### Set problem
Of the lines in this material, how many contain "from"? Answer with a single number only.

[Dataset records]
* begin *

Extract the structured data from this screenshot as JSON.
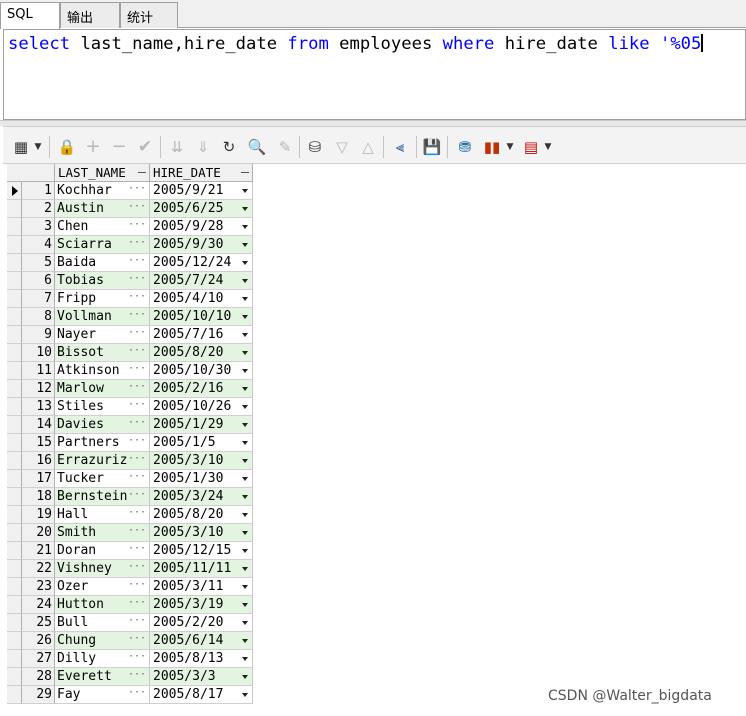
{
  "tabs": [
    {
      "label": "SQL",
      "active": true
    },
    {
      "label": "输出",
      "active": false
    },
    {
      "label": "统计",
      "active": false
    }
  ],
  "editor": {
    "kw_select": "select",
    "cols": " last_name,hire_date ",
    "kw_from": "from",
    "table": " employees ",
    "kw_where": "where",
    "col": " hire_date ",
    "kw_like": "like",
    "literal": " '%05"
  },
  "toolbar_icons": [
    "grid-icon",
    "lock-icon",
    "add-icon",
    "remove-icon",
    "check-icon",
    "down-icon",
    "down-all-icon",
    "refresh-icon",
    "find-icon",
    "clear-icon",
    "query-icon",
    "filter-icon",
    "filter-up-icon",
    "tree-icon",
    "save-icon",
    "export-icon",
    "chart-icon",
    "table-icon"
  ],
  "grid": {
    "columns": [
      "LAST_NAME",
      "HIRE_DATE"
    ],
    "rows": [
      {
        "n": "1",
        "name": "Kochhar",
        "date": "2005/9/21"
      },
      {
        "n": "2",
        "name": "Austin",
        "date": "2005/6/25"
      },
      {
        "n": "3",
        "name": "Chen",
        "date": "2005/9/28"
      },
      {
        "n": "4",
        "name": "Sciarra",
        "date": "2005/9/30"
      },
      {
        "n": "5",
        "name": "Baida",
        "date": "2005/12/24"
      },
      {
        "n": "6",
        "name": "Tobias",
        "date": "2005/7/24"
      },
      {
        "n": "7",
        "name": "Fripp",
        "date": "2005/4/10"
      },
      {
        "n": "8",
        "name": "Vollman",
        "date": "2005/10/10"
      },
      {
        "n": "9",
        "name": "Nayer",
        "date": "2005/7/16"
      },
      {
        "n": "10",
        "name": "Bissot",
        "date": "2005/8/20"
      },
      {
        "n": "11",
        "name": "Atkinson",
        "date": "2005/10/30"
      },
      {
        "n": "12",
        "name": "Marlow",
        "date": "2005/2/16"
      },
      {
        "n": "13",
        "name": "Stiles",
        "date": "2005/10/26"
      },
      {
        "n": "14",
        "name": "Davies",
        "date": "2005/1/29"
      },
      {
        "n": "15",
        "name": "Partners",
        "date": "2005/1/5"
      },
      {
        "n": "16",
        "name": "Errazuriz",
        "date": "2005/3/10"
      },
      {
        "n": "17",
        "name": "Tucker",
        "date": "2005/1/30"
      },
      {
        "n": "18",
        "name": "Bernstein",
        "date": "2005/3/24"
      },
      {
        "n": "19",
        "name": "Hall",
        "date": "2005/8/20"
      },
      {
        "n": "20",
        "name": "Smith",
        "date": "2005/3/10"
      },
      {
        "n": "21",
        "name": "Doran",
        "date": "2005/12/15"
      },
      {
        "n": "22",
        "name": "Vishney",
        "date": "2005/11/11"
      },
      {
        "n": "23",
        "name": "Ozer",
        "date": "2005/3/11"
      },
      {
        "n": "24",
        "name": "Hutton",
        "date": "2005/3/19"
      },
      {
        "n": "25",
        "name": "Bull",
        "date": "2005/2/20"
      },
      {
        "n": "26",
        "name": "Chung",
        "date": "2005/6/14"
      },
      {
        "n": "27",
        "name": "Dilly",
        "date": "2005/8/13"
      },
      {
        "n": "28",
        "name": "Everett",
        "date": "2005/3/3"
      },
      {
        "n": "29",
        "name": "Fay",
        "date": "2005/8/17"
      }
    ]
  },
  "watermark": "CSDN @Walter_bigdata"
}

* end *

### Solution below
2